**Page text:**
:::::

Returning to the synthetic brushes - who uses this shit? Seriously. And for what purpose?
They are impossible to maintain in good shape and the brush either splits or has the top hairs bend making it impossible to precision paint. Why hobby stores insist on carrying and selling this useless product is beyond my understanding. The only use for a synthetic brush is drybrushing sand on a base – and they are not even good at that. I’ve seen the hairs around a dog’s ass to be in better condition and shape than those of a synthetic brush after a couple of sessions. If I was a store owner I would either stop selling them or at the very least make sure that I can provide quality brushes for those with higher ambitions than just hitting the miniature with paint. For that I can use my fingers without paying for it.

Seriously, if you are still using synthetic brushes - go out and treat yourself with a nature hair brush. Your painting quality will increase by at least 50%. Read this article , which btw features the same Kolinsky brush that I have used for 9 months to paint several hundred 15mm miniatures and several dozen 28mm miniatures. And look at that tip - still properly shaped. Too bad it is worn out and have gone too thin.

:::::

**Dataset excerpts:**

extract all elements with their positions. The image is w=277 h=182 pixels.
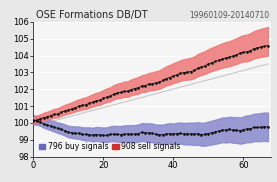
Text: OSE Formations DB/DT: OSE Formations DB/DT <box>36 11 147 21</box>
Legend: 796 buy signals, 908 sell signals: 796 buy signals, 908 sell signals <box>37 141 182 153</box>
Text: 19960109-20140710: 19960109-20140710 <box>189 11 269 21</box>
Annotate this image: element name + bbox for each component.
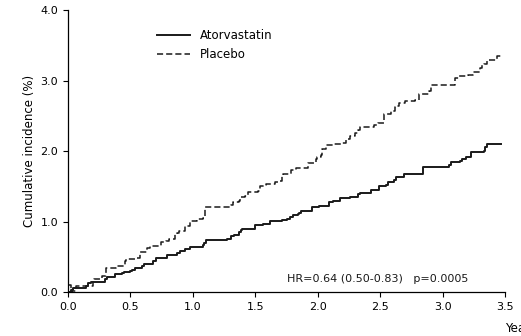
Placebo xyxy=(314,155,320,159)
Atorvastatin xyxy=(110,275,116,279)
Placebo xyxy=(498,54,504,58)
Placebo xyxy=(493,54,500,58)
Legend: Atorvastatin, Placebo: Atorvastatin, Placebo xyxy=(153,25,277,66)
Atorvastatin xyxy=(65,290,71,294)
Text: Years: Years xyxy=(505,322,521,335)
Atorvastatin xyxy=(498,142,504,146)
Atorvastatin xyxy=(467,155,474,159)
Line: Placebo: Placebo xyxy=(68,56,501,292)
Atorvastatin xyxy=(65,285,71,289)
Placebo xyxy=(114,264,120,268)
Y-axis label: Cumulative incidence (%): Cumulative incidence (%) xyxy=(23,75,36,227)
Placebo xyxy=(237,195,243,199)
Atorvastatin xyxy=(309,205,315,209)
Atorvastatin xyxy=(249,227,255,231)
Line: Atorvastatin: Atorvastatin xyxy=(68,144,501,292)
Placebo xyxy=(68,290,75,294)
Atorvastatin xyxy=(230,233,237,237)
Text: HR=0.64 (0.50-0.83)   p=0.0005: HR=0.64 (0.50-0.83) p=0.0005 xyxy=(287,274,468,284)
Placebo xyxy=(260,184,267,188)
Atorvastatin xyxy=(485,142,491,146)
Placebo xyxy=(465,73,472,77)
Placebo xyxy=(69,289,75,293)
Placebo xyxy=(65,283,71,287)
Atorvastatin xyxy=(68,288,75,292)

:::::

**Work to be completed:**
Reproduce the part of the paintbrush text that starts at the words "Returning to the" and ends after the words "paying for it.".

**Answer to this problem:**
Returning to the synthetic brushes - who uses this shit? Seriously. And for what purpose?
They are impossible to maintain in good shape and the brush either splits or has the top hairs bend making it impossible to precision paint. Why hobby stores insist on carrying and selling this useless product is beyond my understanding. The only use for a synthetic brush is drybrushing sand on a base – and they are not even good at that. I’ve seen the hairs around a dog’s ass to be in better condition and shape than those of a synthetic brush after a couple of sessions. If I was a store owner I would either stop selling them or at the very least make sure that I can provide quality brushes for those with higher ambitions than just hitting the miniature with paint. For that I can use my fingers without paying for it.